----- Data records -----

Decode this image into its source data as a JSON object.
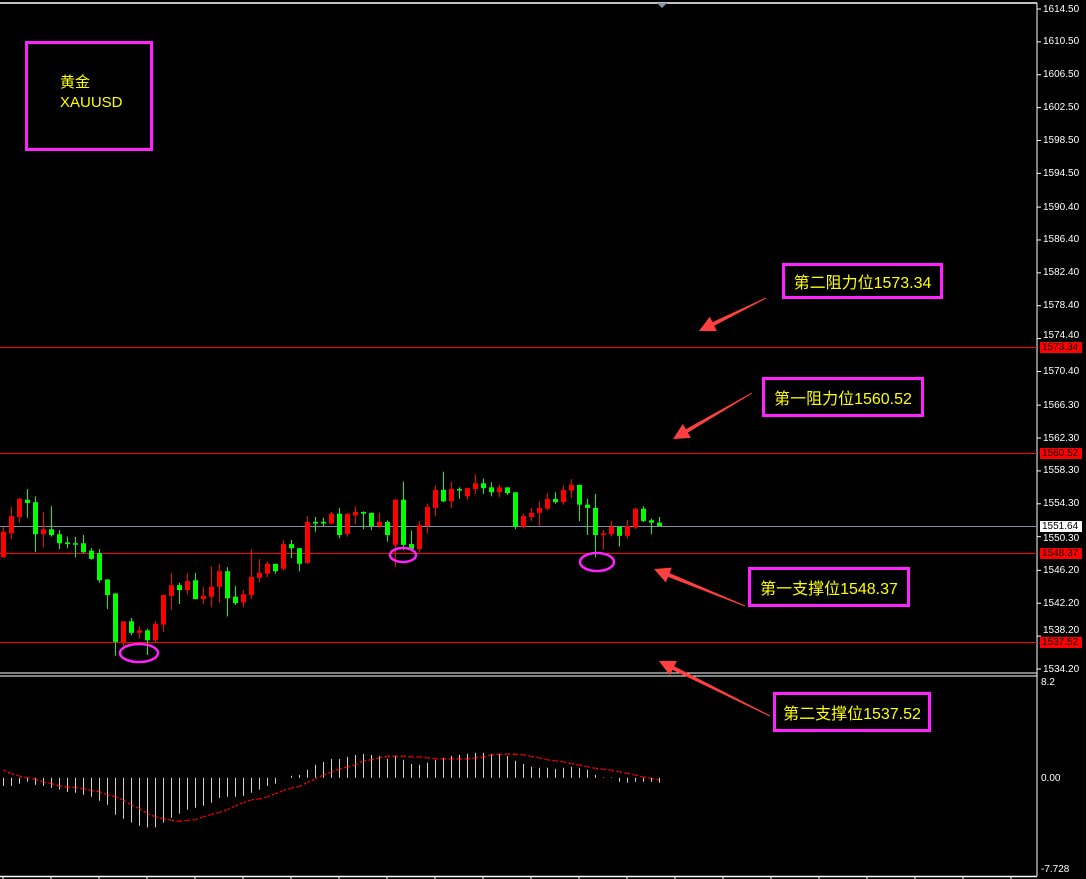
{
  "symbol_box": {
    "name_cn": "黄金",
    "ticker": "XAUUSD"
  },
  "annotations": [
    {
      "text": "第二阻力位1573.34",
      "level": 1573.34
    },
    {
      "text": "第一阻力位1560.52",
      "level": 1560.52
    },
    {
      "text": "第一支撑位1548.37",
      "level": 1548.37
    },
    {
      "text": "第二支撑位1537.52",
      "level": 1537.52
    }
  ],
  "colors": {
    "bull": "#ff0000",
    "bear": "#00ff00",
    "level_line": "#ff0000",
    "current_line": "#8090a0",
    "annotation_border": "#ff22ff",
    "annotation_text": "#ffff00",
    "arrow": "#ff4040",
    "histogram": "#d0d0d0",
    "signal": "#ff0000"
  },
  "chart_data": [
    {
      "type": "candlestick",
      "ylim": [
        1534.2,
        1614.5
      ],
      "y_ticks": [
        "1614.50",
        "1610.50",
        "1606.50",
        "1602.50",
        "1598.50",
        "1594.50",
        "1590.40",
        "1586.40",
        "1582.40",
        "1578.40",
        "1574.40",
        "1570.40",
        "1566.30",
        "1562.30",
        "1558.30",
        "1554.30",
        "1550.30",
        "1546.20",
        "1542.20",
        "1538.20",
        "1534.20"
      ],
      "current_price": "1551.64",
      "horizontal_levels": [
        "1573.34",
        "1560.52",
        "1548.37",
        "1537.52"
      ],
      "ohlc": [
        [
          1547.8,
          1551.5,
          1547.7,
          1550.9
        ],
        [
          1550.7,
          1553.9,
          1550.0,
          1552.8
        ],
        [
          1552.7,
          1555.0,
          1552.0,
          1554.9
        ],
        [
          1554.8,
          1556.1,
          1552.6,
          1554.4
        ],
        [
          1554.5,
          1555.2,
          1548.4,
          1550.6
        ],
        [
          1550.6,
          1553.3,
          1549.0,
          1551.2
        ],
        [
          1551.2,
          1554.0,
          1550.3,
          1550.5
        ],
        [
          1550.6,
          1551.1,
          1548.8,
          1549.5
        ],
        [
          1549.6,
          1550.3,
          1548.9,
          1549.4
        ],
        [
          1549.5,
          1550.3,
          1547.8,
          1549.4
        ],
        [
          1549.5,
          1550.5,
          1548.3,
          1548.4
        ],
        [
          1548.6,
          1548.9,
          1547.5,
          1547.6
        ],
        [
          1548.3,
          1548.8,
          1544.7,
          1545.0
        ],
        [
          1545.1,
          1545.1,
          1541.5,
          1543.2
        ],
        [
          1543.4,
          1543.4,
          1535.8,
          1537.5
        ],
        [
          1537.4,
          1540.0,
          1537.0,
          1540.0
        ],
        [
          1540.0,
          1540.4,
          1538.3,
          1538.6
        ],
        [
          1538.6,
          1539.4,
          1537.9,
          1538.9
        ],
        [
          1538.9,
          1539.1,
          1535.9,
          1537.7
        ],
        [
          1537.7,
          1540.0,
          1537.4,
          1539.7
        ],
        [
          1539.6,
          1543.2,
          1538.7,
          1543.2
        ],
        [
          1543.1,
          1545.9,
          1541.4,
          1544.4
        ],
        [
          1544.4,
          1544.7,
          1542.1,
          1543.8
        ],
        [
          1543.8,
          1545.8,
          1543.3,
          1544.9
        ],
        [
          1545.0,
          1545.9,
          1542.7,
          1542.7
        ],
        [
          1542.7,
          1544.2,
          1542.1,
          1543.1
        ],
        [
          1543.0,
          1546.7,
          1541.7,
          1544.2
        ],
        [
          1544.2,
          1547.0,
          1542.3,
          1546.1
        ],
        [
          1546.1,
          1546.6,
          1540.6,
          1542.8
        ],
        [
          1543.0,
          1544.3,
          1542.0,
          1542.2
        ],
        [
          1542.3,
          1543.8,
          1541.7,
          1543.3
        ],
        [
          1543.2,
          1548.8,
          1542.7,
          1545.4
        ],
        [
          1545.3,
          1547.6,
          1544.8,
          1545.9
        ],
        [
          1545.8,
          1547.3,
          1545.4,
          1547.0
        ],
        [
          1547.0,
          1547.0,
          1545.8,
          1546.1
        ],
        [
          1546.4,
          1549.9,
          1546.2,
          1549.4
        ],
        [
          1549.4,
          1549.9,
          1547.7,
          1548.9
        ],
        [
          1548.9,
          1548.9,
          1546.1,
          1547.0
        ],
        [
          1547.1,
          1552.8,
          1547.0,
          1552.1
        ],
        [
          1552.1,
          1552.7,
          1550.9,
          1551.9
        ],
        [
          1552.1,
          1552.6,
          1551.5,
          1551.9
        ],
        [
          1551.9,
          1553.3,
          1551.8,
          1553.1
        ],
        [
          1553.1,
          1553.8,
          1550.1,
          1550.5
        ],
        [
          1550.6,
          1553.1,
          1550.3,
          1553.1
        ],
        [
          1552.9,
          1554.0,
          1551.8,
          1553.3
        ],
        [
          1553.3,
          1553.4,
          1551.2,
          1553.1
        ],
        [
          1553.2,
          1553.2,
          1551.1,
          1551.6
        ],
        [
          1551.6,
          1553.2,
          1551.3,
          1552.1
        ],
        [
          1552.1,
          1552.3,
          1549.7,
          1550.5
        ],
        [
          1549.3,
          1554.9,
          1546.6,
          1554.8
        ],
        [
          1554.8,
          1557.0,
          1548.7,
          1549.3
        ],
        [
          1549.4,
          1551.0,
          1548.5,
          1548.8
        ],
        [
          1548.8,
          1552.2,
          1548.4,
          1551.7
        ],
        [
          1551.6,
          1554.3,
          1550.7,
          1553.9
        ],
        [
          1553.8,
          1556.5,
          1552.8,
          1556.0
        ],
        [
          1556.0,
          1558.2,
          1554.5,
          1554.6
        ],
        [
          1554.6,
          1557.0,
          1553.8,
          1556.1
        ],
        [
          1556.1,
          1556.3,
          1554.9,
          1556.0
        ],
        [
          1555.2,
          1556.2,
          1554.8,
          1556.2
        ],
        [
          1556.1,
          1557.9,
          1555.5,
          1556.8
        ],
        [
          1556.8,
          1557.4,
          1555.5,
          1556.2
        ],
        [
          1556.3,
          1556.9,
          1555.2,
          1555.7
        ],
        [
          1555.7,
          1556.6,
          1555.1,
          1556.3
        ],
        [
          1556.3,
          1556.3,
          1555.4,
          1555.6
        ],
        [
          1555.7,
          1555.7,
          1551.2,
          1551.5
        ],
        [
          1551.5,
          1553.1,
          1551.3,
          1552.8
        ],
        [
          1552.7,
          1553.8,
          1552.2,
          1553.2
        ],
        [
          1553.2,
          1554.6,
          1551.6,
          1553.8
        ],
        [
          1553.7,
          1555.6,
          1553.5,
          1554.9
        ],
        [
          1554.9,
          1555.7,
          1554.3,
          1554.5
        ],
        [
          1554.5,
          1556.5,
          1554.2,
          1556.0
        ],
        [
          1555.9,
          1557.3,
          1555.0,
          1556.6
        ],
        [
          1556.6,
          1556.6,
          1552.2,
          1554.2
        ],
        [
          1554.2,
          1554.9,
          1550.5,
          1553.8
        ],
        [
          1553.8,
          1555.5,
          1547.8,
          1550.5
        ],
        [
          1550.5,
          1551.1,
          1548.7,
          1550.7
        ],
        [
          1550.6,
          1552.2,
          1550.3,
          1551.5
        ],
        [
          1551.5,
          1551.5,
          1549.1,
          1550.4
        ],
        [
          1550.4,
          1552.3,
          1550.1,
          1551.6
        ],
        [
          1551.4,
          1553.8,
          1551.2,
          1553.7
        ],
        [
          1553.7,
          1554.0,
          1552.1,
          1552.2
        ],
        [
          1552.3,
          1552.5,
          1550.6,
          1552.0
        ],
        [
          1552.0,
          1552.7,
          1551.6,
          1551.6
        ]
      ]
    },
    {
      "type": "bar+line",
      "ylim": [
        -7.728,
        8.2
      ],
      "y_ticks": [
        "8.2",
        "0.00",
        "-7.728"
      ],
      "histogram": [
        -0.68,
        -0.68,
        -0.5,
        -0.34,
        -0.6,
        -0.68,
        -0.85,
        -1.0,
        -1.2,
        -1.27,
        -1.44,
        -1.6,
        -1.94,
        -2.28,
        -3.13,
        -3.47,
        -3.8,
        -4.06,
        -4.2,
        -4.2,
        -3.8,
        -3.38,
        -3.04,
        -2.7,
        -2.54,
        -2.37,
        -2.1,
        -1.7,
        -1.6,
        -1.6,
        -1.52,
        -1.27,
        -1.0,
        -0.68,
        -0.5,
        0,
        0.17,
        0.25,
        0.68,
        1.1,
        1.35,
        1.6,
        1.6,
        1.77,
        1.94,
        2.03,
        1.94,
        1.86,
        1.6,
        1.86,
        1.52,
        1.18,
        1.1,
        1.27,
        1.52,
        1.69,
        1.86,
        1.94,
        2.03,
        2.11,
        2.11,
        2.03,
        2.03,
        1.86,
        1.44,
        1.18,
        0.93,
        0.85,
        0.85,
        0.76,
        0.85,
        0.93,
        0.85,
        0.68,
        0.25,
        0.05,
        0.05,
        -0.34,
        -0.42,
        -0.34,
        -0.34,
        -0.34,
        -0.42
      ],
      "signal": [
        0.65,
        0.34,
        0.14,
        0,
        -0.14,
        -0.37,
        -0.5,
        -0.68,
        -0.8,
        -0.82,
        -0.93,
        -1.07,
        -1.18,
        -1.44,
        -1.6,
        -1.9,
        -2.3,
        -2.6,
        -3.04,
        -3.3,
        -3.47,
        -3.6,
        -3.7,
        -3.6,
        -3.55,
        -3.3,
        -3.1,
        -2.93,
        -2.7,
        -2.37,
        -2.1,
        -1.87,
        -1.8,
        -1.6,
        -1.35,
        -1.07,
        -0.87,
        -0.73,
        -0.4,
        -0.1,
        0.25,
        0.5,
        0.73,
        0.93,
        1.1,
        1.44,
        1.52,
        1.69,
        1.83,
        1.83,
        1.83,
        1.77,
        1.77,
        1.69,
        1.6,
        1.6,
        1.6,
        1.6,
        1.6,
        1.69,
        1.77,
        1.94,
        2.0,
        2.0,
        2.0,
        1.94,
        1.8,
        1.69,
        1.52,
        1.44,
        1.35,
        1.2,
        1.07,
        0.93,
        0.8,
        0.73,
        0.64,
        0.5,
        0.37,
        0.22,
        0.08,
        -0.05,
        -0.2
      ]
    }
  ]
}
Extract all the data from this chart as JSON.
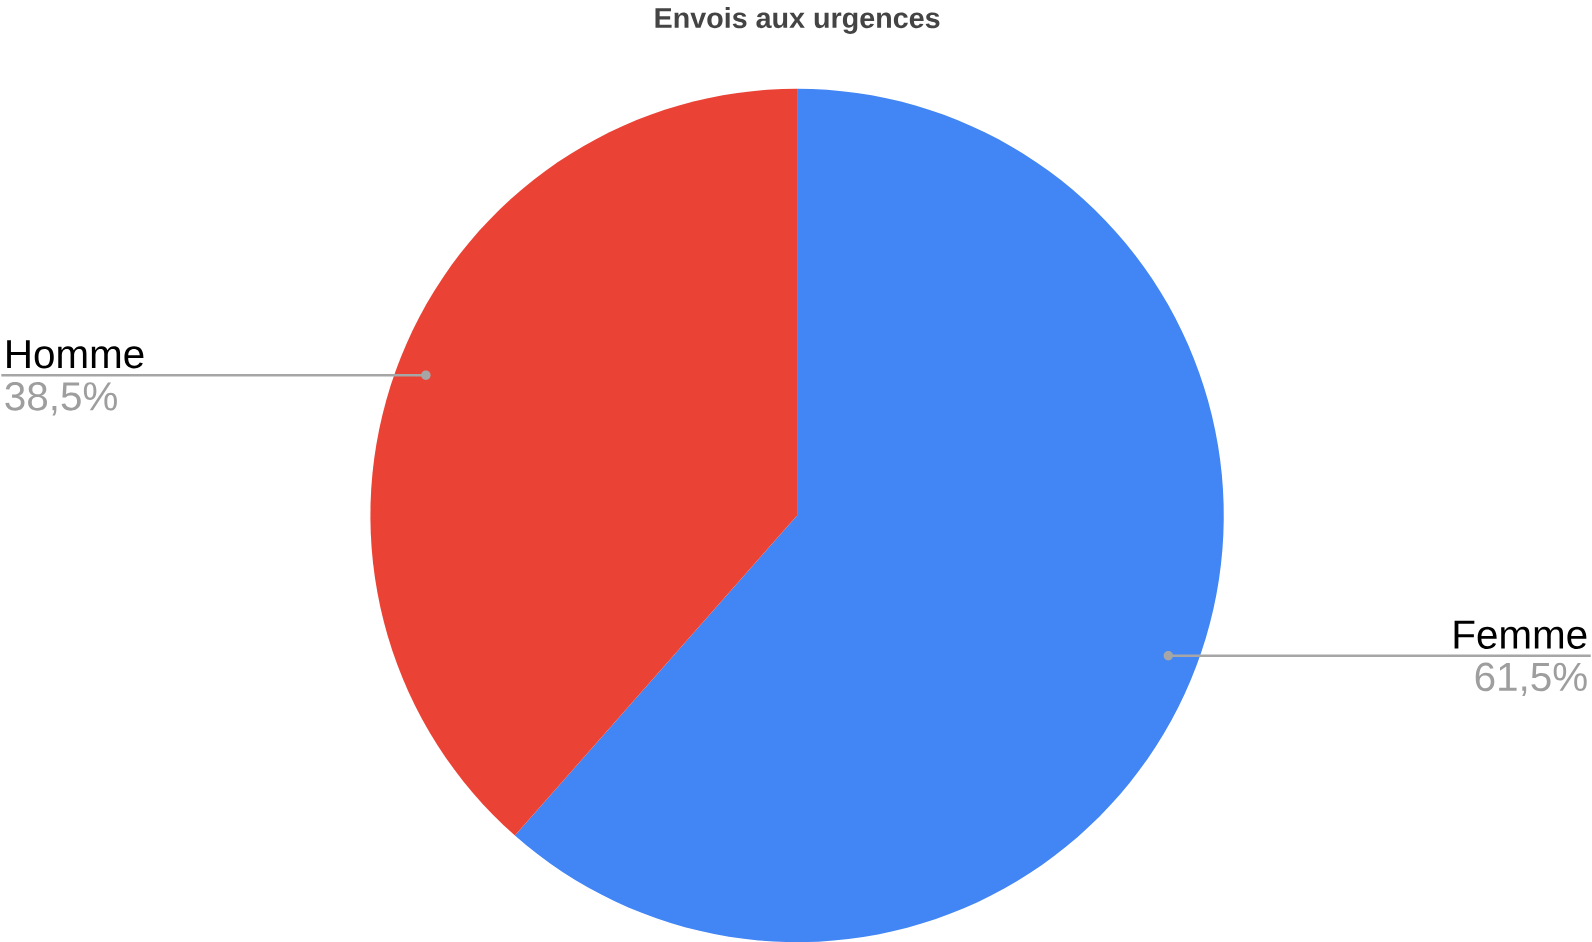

-----

(Exercise) Gather up the lines that contain the word "this".

(Full answer)
Decode this image into its source data as a JSON object.
Extract all the data from this chart as JSON.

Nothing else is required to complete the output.